— START OF PROVIDED RECORDS —

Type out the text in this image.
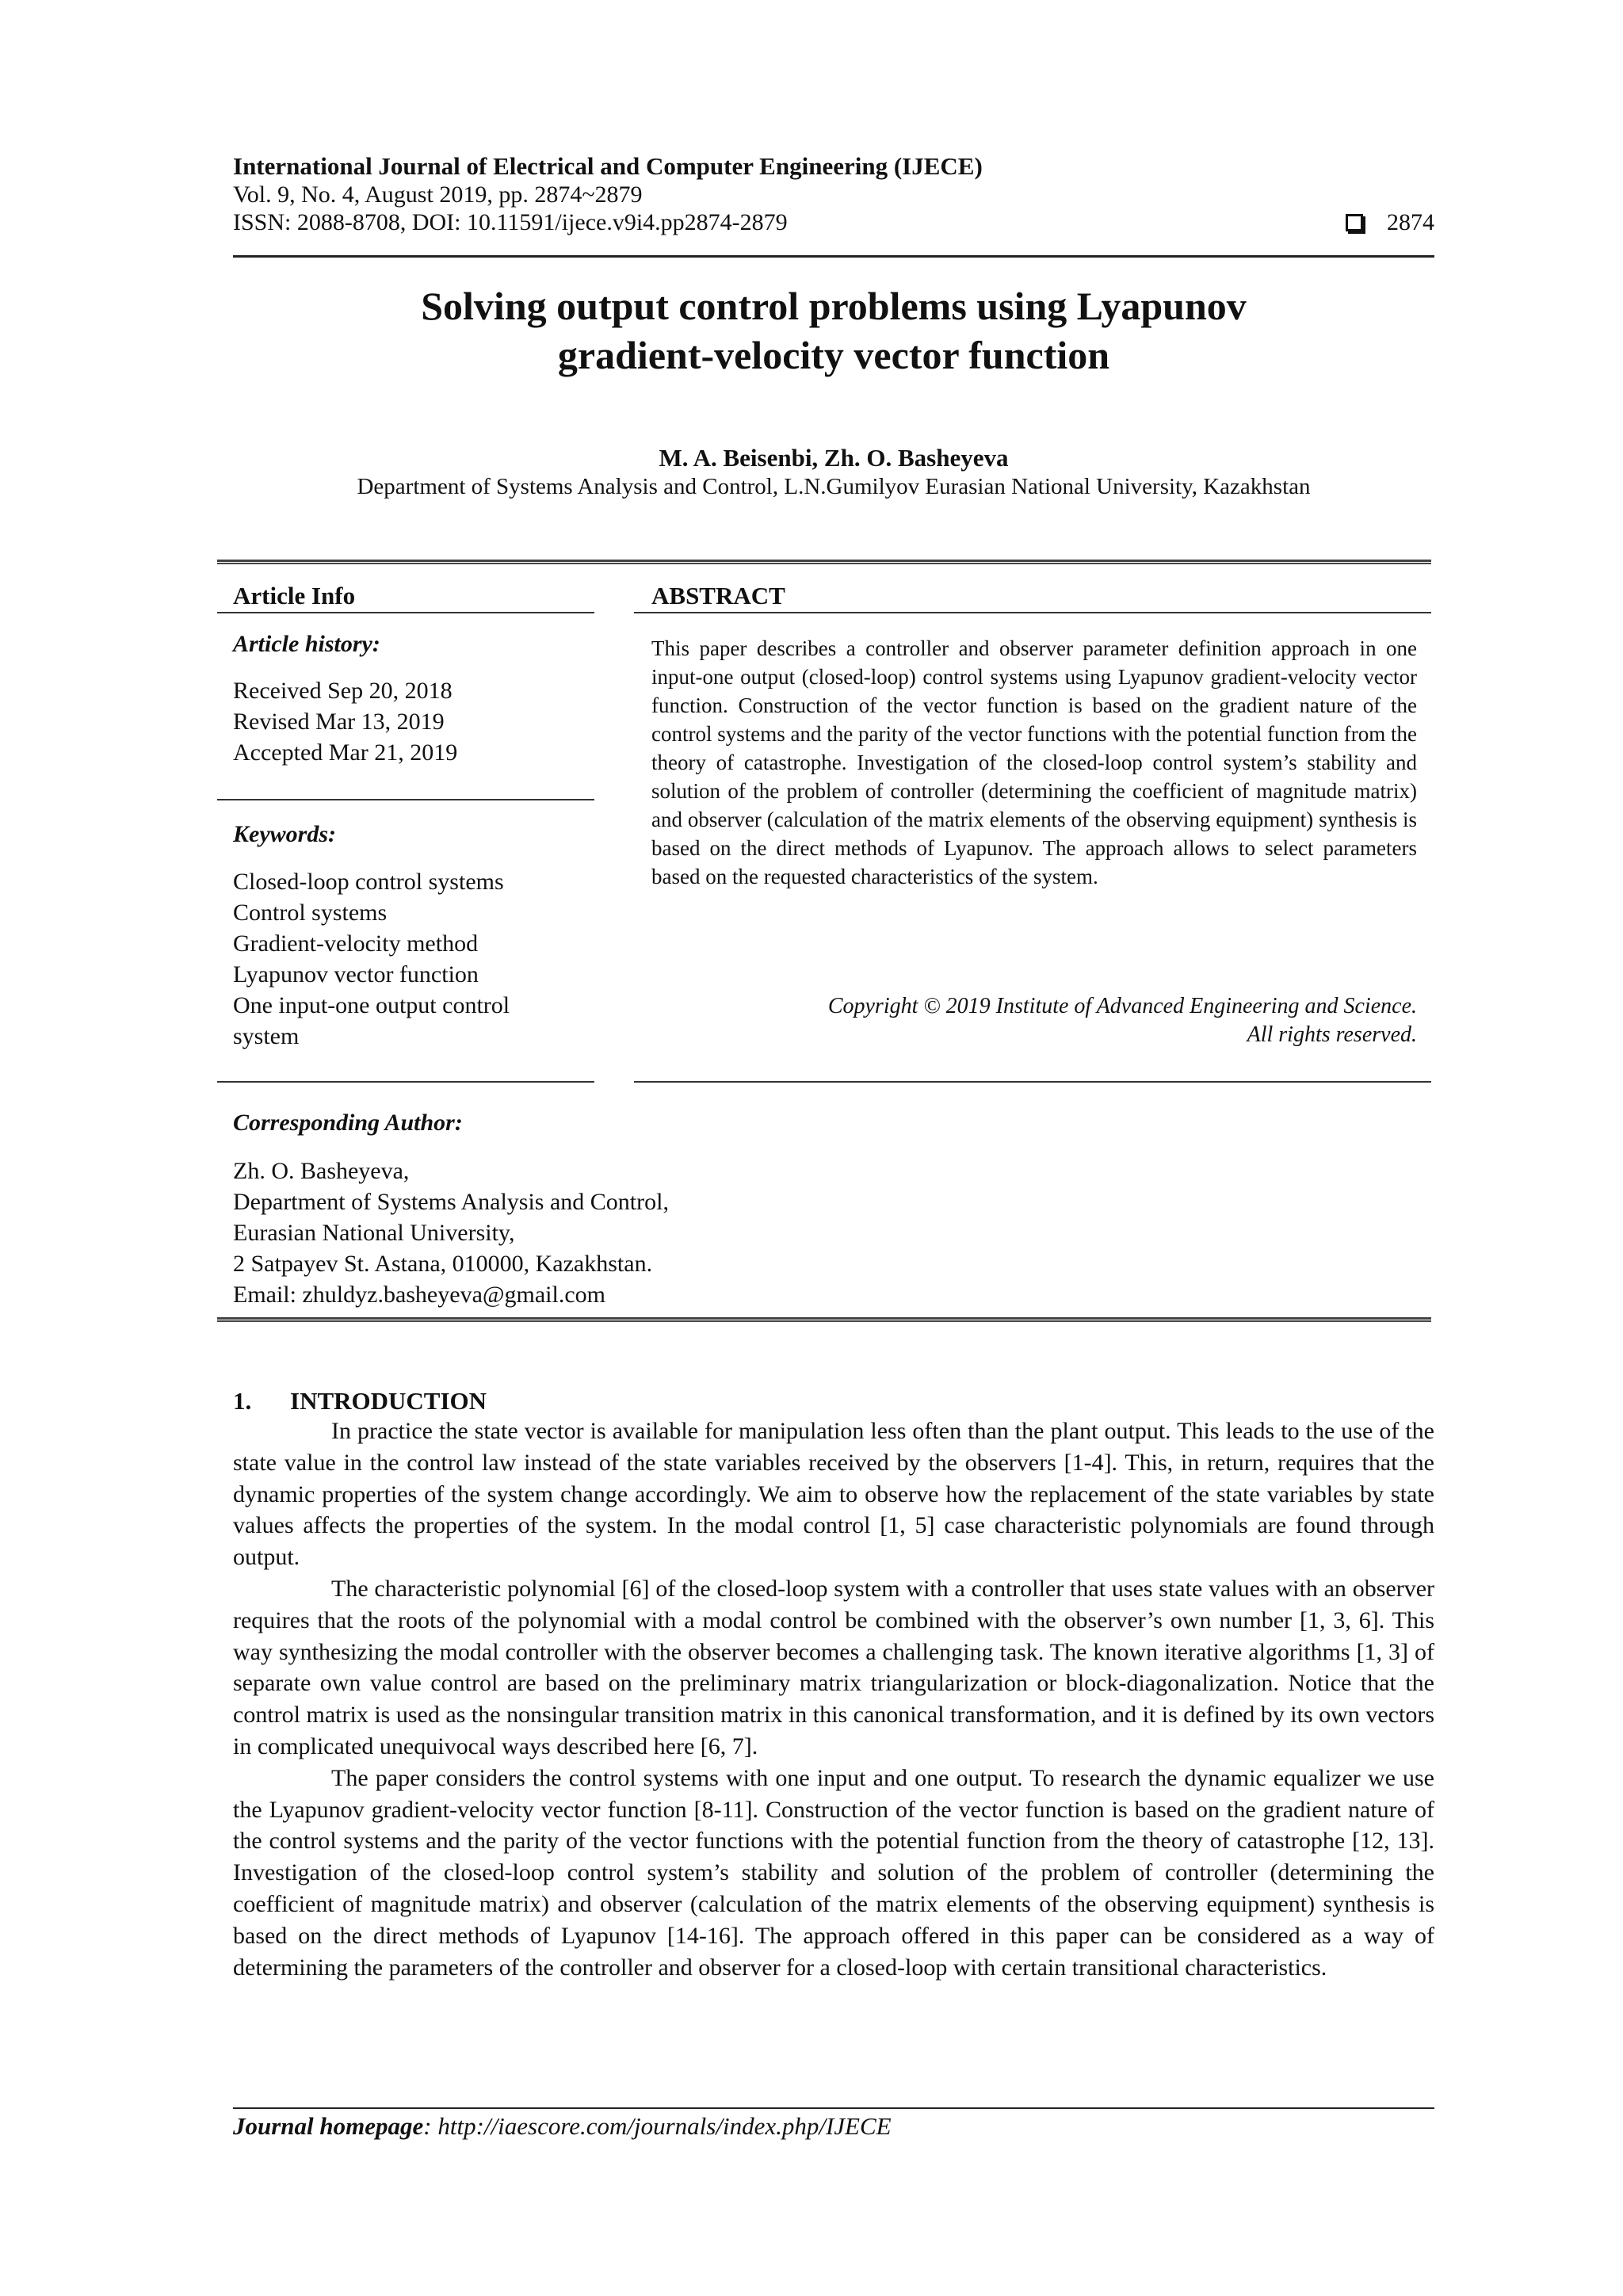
International Journal of Electrical and Computer Engineering (IJECE)
Vol. 9, No. 4, August 2019, pp. 2874~2879
ISSN: 2088-8708, DOI: 10.11591/ijece.v9i4.pp2874-2879	2874
Solving output control problems using Lyapunov
gradient-velocity vector function
M. A. Beisenbi, Zh. O. Basheyeva
Department of Systems Analysis and Control, L.N.Gumilyov Eurasian National University, Kazakhstan
Article Info
Article history:
Received Sep 20, 2018
Revised Mar 13, 2019
Accepted Mar 21, 2019
Keywords:
Closed-loop control systems
Control systems
Gradient-velocity method
Lyapunov vector function
One input-one output control
system
ABSTRACT
This paper describes a controller and observer parameter definition approach in one input-one output (closed-loop) control systems using Lyapunov gradient-velocity vector function. Construction of the vector function is based on the gradient nature of the control systems and the parity of the vector functions with the potential function from the theory of catastrophe. Investigation of the closed-loop control system’s stability and solution of the problem of controller (determining the coefficient of magnitude matrix) and observer (calculation of the matrix elements of the observing equipment) synthesis is based on the direct methods of Lyapunov. The approach allows to select parameters based on the requested characteristics of the system.
Copyright © 2019 Institute of Advanced Engineering and Science.
All rights reserved.
Corresponding Author:
Zh. O. Basheyeva,
Department of Systems Analysis and Control,
Eurasian National University,
2 Satpayev St. Astana, 010000, Kazakhstan.
Email: zhuldyz.basheyeva@gmail.com
1. INTRODUCTION

In practice the state vector is available for manipulation less often than the plant output. This leads to the use of the state value in the control law instead of the state variables received by the observers [1-4]. This, in return, requires that the dynamic properties of the system change accordingly. We aim to observe how the replacement of the state variables by state values affects the properties of the system. In the modal control [1, 5] case characteristic polynomials are found through output.

The characteristic polynomial [6] of the closed-loop system with a controller that uses state values with an observer requires that the roots of the polynomial with a modal control be combined with the observer’s own number [1, 3, 6]. This way synthesizing the modal controller with the observer becomes a challenging task. The known iterative algorithms [1, 3] of separate own value control are based on the preliminary matrix triangularization or block-diagonalization. Notice that the control matrix is used as the nonsingular transition matrix in this canonical transformation, and it is defined by its own vectors in complicated unequivocal ways described here [6, 7].

The paper considers the control systems with one input and one output. To research the dynamic equalizer we use the Lyapunov gradient-velocity vector function [8-11]. Construction of the vector function is based on the gradient nature of the control systems and the parity of the vector functions with the potential function from the theory of catastrophe [12, 13]. Investigation of the closed-loop control system’s stability and solution of the problem of controller (determining the coefficient of magnitude matrix) and observer (calculation of the matrix elements of the observing equipment) synthesis is based on the direct methods of Lyapunov [14-16]. The approach offered in this paper can be considered as a way of determining the parameters of the controller and observer for a closed-loop with certain transitional characteristics.

Journal homepage: http://iaescore.com/journals/index.php/IJECE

— END OF PROVIDED RECORDS —

* [GOAL]
Above are records to transcribe exactly; leave their pictures out.

* [THE SOLUTION]
Type out the text in this image.
International Journal of Electrical and Computer Engineering (IJECE)
Vol. 9, No. 4, August 2019, pp. 2874~2879
ISSN: 2088-8708, DOI: 10.11591/ijece.v9i4.pp2874-2879	2874
Solving output control problems using Lyapunov
gradient-velocity vector function
M. A. Beisenbi, Zh. O. Basheyeva
Department of Systems Analysis and Control, L.N.Gumilyov Eurasian National University, Kazakhstan
Article Info
Article history:
Received Sep 20, 2018
Revised Mar 13, 2019
Accepted Mar 21, 2019
Keywords:
Closed-loop control systems
Control systems
Gradient-velocity method
Lyapunov vector function
One input-one output control
system
ABSTRACT
This paper describes a controller and observer parameter definition approach in one input-one output (closed-loop) control systems using Lyapunov gradient-velocity vector function. Construction of the vector function is based on the gradient nature of the control systems and the parity of the vector functions with the potential function from the theory of catastrophe. Investigation of the closed-loop control system’s stability and solution of the problem of controller (determining the coefficient of magnitude matrix) and observer (calculation of the matrix elements of the observing equipment) synthesis is based on the direct methods of Lyapunov. The approach allows to select parameters based on the requested characteristics of the system.
Copyright © 2019 Institute of Advanced Engineering and Science.
All rights reserved.
Corresponding Author:
Zh. O. Basheyeva,
Department of Systems Analysis and Control,
Eurasian National University,
2 Satpayev St. Astana, 010000, Kazakhstan.
Email: zhuldyz.basheyeva@gmail.com
1. INTRODUCTION

In practice the state vector is available for manipulation less often than the plant output. This leads to the use of the state value in the control law instead of the state variables received by the observers [1-4]. This, in return, requires that the dynamic properties of the system change accordingly. We aim to observe how the replacement of the state variables by state values affects the properties of the system. In the modal control [1, 5] case characteristic polynomials are found through output.

The characteristic polynomial [6] of the closed-loop system with a controller that uses state values with an observer requires that the roots of the polynomial with a modal control be combined with the observer’s own number [1, 3, 6]. This way synthesizing the modal controller with the observer becomes a challenging task. The known iterative algorithms [1, 3] of separate own value control are based on the preliminary matrix triangularization or block-diagonalization. Notice that the control matrix is used as the nonsingular transition matrix in this canonical transformation, and it is defined by its own vectors in complicated unequivocal ways described here [6, 7].

The paper considers the control systems with one input and one output. To research the dynamic equalizer we use the Lyapunov gradient-velocity vector function [8-11]. Construction of the vector function is based on the gradient nature of the control systems and the parity of the vector functions with the potential function from the theory of catastrophe [12, 13]. Investigation of the closed-loop control system’s stability and solution of the problem of controller (determining the coefficient of magnitude matrix) and observer (calculation of the matrix elements of the observing equipment) synthesis is based on the direct methods of Lyapunov [14-16]. The approach offered in this paper can be considered as a way of determining the parameters of the controller and observer for a closed-loop with certain transitional characteristics.

Journal homepage: http://iaescore.com/journals/index.php/IJECE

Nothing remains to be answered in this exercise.